[Dataset rows]
-------------------------

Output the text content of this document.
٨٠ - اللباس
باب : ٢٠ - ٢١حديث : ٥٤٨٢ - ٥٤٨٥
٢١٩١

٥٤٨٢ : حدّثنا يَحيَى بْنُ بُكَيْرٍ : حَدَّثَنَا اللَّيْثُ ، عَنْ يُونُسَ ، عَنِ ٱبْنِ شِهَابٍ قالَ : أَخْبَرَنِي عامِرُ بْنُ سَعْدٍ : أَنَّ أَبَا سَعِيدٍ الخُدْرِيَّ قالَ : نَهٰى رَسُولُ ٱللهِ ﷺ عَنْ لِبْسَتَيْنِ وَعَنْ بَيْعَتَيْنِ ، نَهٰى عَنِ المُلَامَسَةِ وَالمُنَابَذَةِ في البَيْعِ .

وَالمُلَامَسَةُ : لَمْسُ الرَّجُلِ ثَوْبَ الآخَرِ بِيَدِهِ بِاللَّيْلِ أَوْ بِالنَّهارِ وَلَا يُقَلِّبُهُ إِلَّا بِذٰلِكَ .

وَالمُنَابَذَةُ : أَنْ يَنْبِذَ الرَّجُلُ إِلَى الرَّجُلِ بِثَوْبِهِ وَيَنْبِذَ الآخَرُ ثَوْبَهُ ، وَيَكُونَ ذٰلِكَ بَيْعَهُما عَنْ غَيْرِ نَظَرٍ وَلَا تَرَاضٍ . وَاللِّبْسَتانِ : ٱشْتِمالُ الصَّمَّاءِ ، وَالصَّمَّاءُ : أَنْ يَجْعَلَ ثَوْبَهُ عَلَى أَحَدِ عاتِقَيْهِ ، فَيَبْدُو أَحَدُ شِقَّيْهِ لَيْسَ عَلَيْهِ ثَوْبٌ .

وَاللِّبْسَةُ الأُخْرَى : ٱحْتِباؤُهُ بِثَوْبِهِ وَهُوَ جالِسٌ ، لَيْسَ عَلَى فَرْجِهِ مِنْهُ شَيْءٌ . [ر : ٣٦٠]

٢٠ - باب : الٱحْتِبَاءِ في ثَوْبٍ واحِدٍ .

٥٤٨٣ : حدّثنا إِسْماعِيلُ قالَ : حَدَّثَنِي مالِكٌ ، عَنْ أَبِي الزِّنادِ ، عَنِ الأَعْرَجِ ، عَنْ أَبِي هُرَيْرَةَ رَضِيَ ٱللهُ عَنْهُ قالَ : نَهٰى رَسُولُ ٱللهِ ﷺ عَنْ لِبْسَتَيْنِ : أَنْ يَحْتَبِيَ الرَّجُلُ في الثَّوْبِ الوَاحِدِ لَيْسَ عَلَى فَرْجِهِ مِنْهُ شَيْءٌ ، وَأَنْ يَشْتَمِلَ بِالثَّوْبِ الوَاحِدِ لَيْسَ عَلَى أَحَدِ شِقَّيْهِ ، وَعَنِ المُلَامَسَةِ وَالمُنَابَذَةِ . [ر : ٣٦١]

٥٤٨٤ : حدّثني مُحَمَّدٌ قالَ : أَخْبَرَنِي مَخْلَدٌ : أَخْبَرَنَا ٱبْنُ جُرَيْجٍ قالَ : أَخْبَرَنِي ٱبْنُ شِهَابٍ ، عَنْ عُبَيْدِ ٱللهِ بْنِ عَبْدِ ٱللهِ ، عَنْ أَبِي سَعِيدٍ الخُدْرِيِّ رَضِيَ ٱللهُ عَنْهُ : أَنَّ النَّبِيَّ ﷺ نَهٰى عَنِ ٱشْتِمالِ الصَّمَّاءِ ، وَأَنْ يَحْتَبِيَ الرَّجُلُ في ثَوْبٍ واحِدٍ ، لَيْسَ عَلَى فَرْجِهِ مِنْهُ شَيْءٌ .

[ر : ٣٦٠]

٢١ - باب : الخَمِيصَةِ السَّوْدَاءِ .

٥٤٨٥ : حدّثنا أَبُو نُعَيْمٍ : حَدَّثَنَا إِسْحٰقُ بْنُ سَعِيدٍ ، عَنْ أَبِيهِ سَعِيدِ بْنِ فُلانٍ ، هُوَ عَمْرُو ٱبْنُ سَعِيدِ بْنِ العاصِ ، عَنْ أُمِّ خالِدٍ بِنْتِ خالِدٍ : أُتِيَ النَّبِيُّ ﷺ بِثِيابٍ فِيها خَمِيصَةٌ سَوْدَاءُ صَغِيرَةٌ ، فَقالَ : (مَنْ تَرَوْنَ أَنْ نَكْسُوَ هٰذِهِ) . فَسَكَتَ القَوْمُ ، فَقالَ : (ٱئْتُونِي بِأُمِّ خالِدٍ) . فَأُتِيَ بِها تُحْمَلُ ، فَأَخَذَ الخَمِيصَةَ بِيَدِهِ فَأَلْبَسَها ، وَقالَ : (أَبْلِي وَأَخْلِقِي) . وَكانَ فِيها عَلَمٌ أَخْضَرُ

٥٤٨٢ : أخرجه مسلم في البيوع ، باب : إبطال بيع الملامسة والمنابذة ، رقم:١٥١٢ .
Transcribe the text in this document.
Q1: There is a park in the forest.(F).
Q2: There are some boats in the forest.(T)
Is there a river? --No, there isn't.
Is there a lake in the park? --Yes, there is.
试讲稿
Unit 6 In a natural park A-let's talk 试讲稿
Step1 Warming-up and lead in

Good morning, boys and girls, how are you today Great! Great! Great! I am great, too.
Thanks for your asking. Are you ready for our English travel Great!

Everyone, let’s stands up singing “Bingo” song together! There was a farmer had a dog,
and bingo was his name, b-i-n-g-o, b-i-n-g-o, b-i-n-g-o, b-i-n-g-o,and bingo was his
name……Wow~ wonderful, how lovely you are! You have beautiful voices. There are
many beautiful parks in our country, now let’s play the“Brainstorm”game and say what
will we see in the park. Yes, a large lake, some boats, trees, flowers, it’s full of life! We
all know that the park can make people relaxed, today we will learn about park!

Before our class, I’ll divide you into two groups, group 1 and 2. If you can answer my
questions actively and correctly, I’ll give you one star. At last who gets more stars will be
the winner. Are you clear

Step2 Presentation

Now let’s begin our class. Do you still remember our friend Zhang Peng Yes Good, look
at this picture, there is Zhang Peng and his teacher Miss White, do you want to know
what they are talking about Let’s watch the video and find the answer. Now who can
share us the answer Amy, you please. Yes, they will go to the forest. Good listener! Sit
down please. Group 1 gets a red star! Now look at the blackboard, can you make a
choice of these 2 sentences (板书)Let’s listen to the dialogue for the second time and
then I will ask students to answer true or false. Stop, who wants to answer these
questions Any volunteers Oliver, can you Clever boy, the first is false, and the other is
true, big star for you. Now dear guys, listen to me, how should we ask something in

-------------------------

Take the lines from the one containing "Transcribe the text in this document." to the last line of the material above and write them out exactly.

Transcribe the text in this document.
Q1: There is a park in the forest.(F).
Q2: There are some boats in the forest.(T)
Is there a river? --No, there isn't.
Is there a lake in the park? --Yes, there is.
试讲稿
Unit 6 In a natural park A-let's talk 试讲稿
Step1 Warming-up and lead in

Good morning, boys and girls, how are you today Great! Great! Great! I am great, too.
Thanks for your asking. Are you ready for our English travel Great!

Everyone, let’s stands up singing “Bingo” song together! There was a farmer had a dog,
and bingo was his name, b-i-n-g-o, b-i-n-g-o, b-i-n-g-o, b-i-n-g-o,and bingo was his
name……Wow~ wonderful, how lovely you are! You have beautiful voices. There are
many beautiful parks in our country, now let’s play the“Brainstorm”game and say what
will we see in the park. Yes, a large lake, some boats, trees, flowers, it’s full of life! We
all know that the park can make people relaxed, today we will learn about park!

Before our class, I’ll divide you into two groups, group 1 and 2. If you can answer my
questions actively and correctly, I’ll give you one star. At last who gets more stars will be
the winner. Are you clear

Step2 Presentation

Now let’s begin our class. Do you still remember our friend Zhang Peng Yes Good, look
at this picture, there is Zhang Peng and his teacher Miss White, do you want to know
what they are talking about Let’s watch the video and find the answer. Now who can
share us the answer Amy, you please. Yes, they will go to the forest. Good listener! Sit
down please. Group 1 gets a red star! Now look at the blackboard, can you make a
choice of these 2 sentences (板书)Let’s listen to the dialogue for the second time and
then I will ask students to answer true or false. Stop, who wants to answer these
questions Any volunteers Oliver, can you Clever boy, the first is false, and the other is
true, big star for you. Now dear guys, listen to me, how should we ask something in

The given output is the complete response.